#### WHAT TO PRODUCE
Each line of the data that includes the string "title" is to be copied out.

━━━━━ SUPPLIED RECORDS

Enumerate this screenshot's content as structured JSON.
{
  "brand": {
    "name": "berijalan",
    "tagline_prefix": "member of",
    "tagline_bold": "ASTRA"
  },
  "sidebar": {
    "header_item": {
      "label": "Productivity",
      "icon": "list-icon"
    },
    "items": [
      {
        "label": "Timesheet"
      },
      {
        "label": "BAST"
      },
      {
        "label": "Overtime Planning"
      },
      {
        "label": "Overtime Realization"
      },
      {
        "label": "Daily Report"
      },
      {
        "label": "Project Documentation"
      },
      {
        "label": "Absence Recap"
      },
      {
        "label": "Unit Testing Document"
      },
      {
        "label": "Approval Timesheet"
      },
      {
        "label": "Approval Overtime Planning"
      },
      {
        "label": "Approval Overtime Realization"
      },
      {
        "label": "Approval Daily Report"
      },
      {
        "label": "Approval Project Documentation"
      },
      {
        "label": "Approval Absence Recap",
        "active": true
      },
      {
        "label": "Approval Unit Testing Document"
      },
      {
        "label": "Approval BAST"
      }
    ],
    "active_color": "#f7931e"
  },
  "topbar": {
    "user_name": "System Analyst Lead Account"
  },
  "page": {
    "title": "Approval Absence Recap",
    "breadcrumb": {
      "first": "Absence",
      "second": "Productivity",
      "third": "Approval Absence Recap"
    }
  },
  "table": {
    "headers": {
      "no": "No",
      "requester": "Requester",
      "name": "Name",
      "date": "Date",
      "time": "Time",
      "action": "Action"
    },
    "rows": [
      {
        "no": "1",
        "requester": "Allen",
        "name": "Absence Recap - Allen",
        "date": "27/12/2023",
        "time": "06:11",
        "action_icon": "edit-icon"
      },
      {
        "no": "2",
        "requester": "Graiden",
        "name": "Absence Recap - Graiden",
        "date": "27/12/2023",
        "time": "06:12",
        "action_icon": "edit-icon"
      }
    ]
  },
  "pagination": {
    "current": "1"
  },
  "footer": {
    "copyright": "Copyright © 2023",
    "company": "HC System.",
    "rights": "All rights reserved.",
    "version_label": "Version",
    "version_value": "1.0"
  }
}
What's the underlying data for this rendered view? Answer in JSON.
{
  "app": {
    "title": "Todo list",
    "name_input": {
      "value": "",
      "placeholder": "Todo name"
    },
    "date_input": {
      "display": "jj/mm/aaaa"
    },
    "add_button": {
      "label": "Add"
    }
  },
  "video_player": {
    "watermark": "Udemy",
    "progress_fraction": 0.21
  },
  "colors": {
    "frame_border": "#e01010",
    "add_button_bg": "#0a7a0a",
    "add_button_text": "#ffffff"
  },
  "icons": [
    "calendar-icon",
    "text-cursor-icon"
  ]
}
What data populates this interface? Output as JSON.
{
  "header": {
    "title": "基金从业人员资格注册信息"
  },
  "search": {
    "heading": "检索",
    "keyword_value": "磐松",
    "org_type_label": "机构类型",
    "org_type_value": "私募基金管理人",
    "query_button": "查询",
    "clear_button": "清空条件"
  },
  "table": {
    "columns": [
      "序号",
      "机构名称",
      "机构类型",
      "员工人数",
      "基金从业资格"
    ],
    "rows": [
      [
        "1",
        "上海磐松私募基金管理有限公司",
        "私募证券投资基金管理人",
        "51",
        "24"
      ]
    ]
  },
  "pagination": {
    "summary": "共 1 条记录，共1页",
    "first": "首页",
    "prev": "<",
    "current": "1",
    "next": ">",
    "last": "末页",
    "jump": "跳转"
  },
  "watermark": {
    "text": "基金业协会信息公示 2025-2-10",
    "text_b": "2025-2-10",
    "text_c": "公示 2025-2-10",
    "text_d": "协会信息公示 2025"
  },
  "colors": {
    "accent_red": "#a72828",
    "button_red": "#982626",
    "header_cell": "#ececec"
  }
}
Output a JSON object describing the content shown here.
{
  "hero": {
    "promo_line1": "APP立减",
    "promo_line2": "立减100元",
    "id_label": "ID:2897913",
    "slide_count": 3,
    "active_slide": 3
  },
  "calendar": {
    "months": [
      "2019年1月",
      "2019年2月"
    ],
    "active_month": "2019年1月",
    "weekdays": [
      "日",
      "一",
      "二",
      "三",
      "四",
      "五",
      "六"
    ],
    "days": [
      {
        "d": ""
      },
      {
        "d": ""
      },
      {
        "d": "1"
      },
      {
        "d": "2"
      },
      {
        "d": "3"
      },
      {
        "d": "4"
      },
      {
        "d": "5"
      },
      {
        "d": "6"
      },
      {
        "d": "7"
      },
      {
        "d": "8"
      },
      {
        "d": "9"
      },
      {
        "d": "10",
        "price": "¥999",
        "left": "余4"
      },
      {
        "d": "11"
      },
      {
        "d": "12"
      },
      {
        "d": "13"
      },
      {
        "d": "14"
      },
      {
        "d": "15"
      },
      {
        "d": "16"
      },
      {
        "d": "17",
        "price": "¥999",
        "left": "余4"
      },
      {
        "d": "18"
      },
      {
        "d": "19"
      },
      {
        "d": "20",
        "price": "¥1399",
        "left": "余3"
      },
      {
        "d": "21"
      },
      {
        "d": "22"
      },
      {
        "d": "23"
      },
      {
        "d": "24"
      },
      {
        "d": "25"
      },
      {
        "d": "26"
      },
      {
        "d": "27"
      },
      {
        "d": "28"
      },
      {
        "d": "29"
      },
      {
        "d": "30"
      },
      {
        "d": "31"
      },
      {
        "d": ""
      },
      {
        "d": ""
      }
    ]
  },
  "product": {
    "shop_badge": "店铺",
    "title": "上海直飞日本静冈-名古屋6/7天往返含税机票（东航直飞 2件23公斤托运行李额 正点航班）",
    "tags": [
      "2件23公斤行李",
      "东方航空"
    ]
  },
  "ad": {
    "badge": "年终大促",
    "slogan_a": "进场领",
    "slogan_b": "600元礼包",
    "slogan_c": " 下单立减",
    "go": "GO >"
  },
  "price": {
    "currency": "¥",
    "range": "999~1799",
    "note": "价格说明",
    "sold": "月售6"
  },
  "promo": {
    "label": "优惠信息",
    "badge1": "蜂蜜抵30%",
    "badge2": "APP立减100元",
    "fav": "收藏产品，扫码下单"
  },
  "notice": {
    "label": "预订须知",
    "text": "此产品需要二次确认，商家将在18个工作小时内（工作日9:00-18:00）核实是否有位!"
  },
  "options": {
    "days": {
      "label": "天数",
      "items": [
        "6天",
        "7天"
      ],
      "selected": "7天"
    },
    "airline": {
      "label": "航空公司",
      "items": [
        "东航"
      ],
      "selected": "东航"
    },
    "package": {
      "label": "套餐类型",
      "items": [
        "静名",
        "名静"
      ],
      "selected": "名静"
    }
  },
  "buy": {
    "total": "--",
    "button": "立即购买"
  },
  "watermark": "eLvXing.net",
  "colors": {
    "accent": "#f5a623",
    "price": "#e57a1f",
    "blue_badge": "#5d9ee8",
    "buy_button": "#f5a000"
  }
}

━━━━━━━━━━

#### PROBLEM SOLUTION
    "title": "Approval Absence Recap",
    "title": "Todo list",
    "title": "基金从业人员资格注册信息"
    "title": "上海直飞日本静冈-名古屋6/7天往返含税机票（东航直飞 2件23公斤托运行李额 正点航班）",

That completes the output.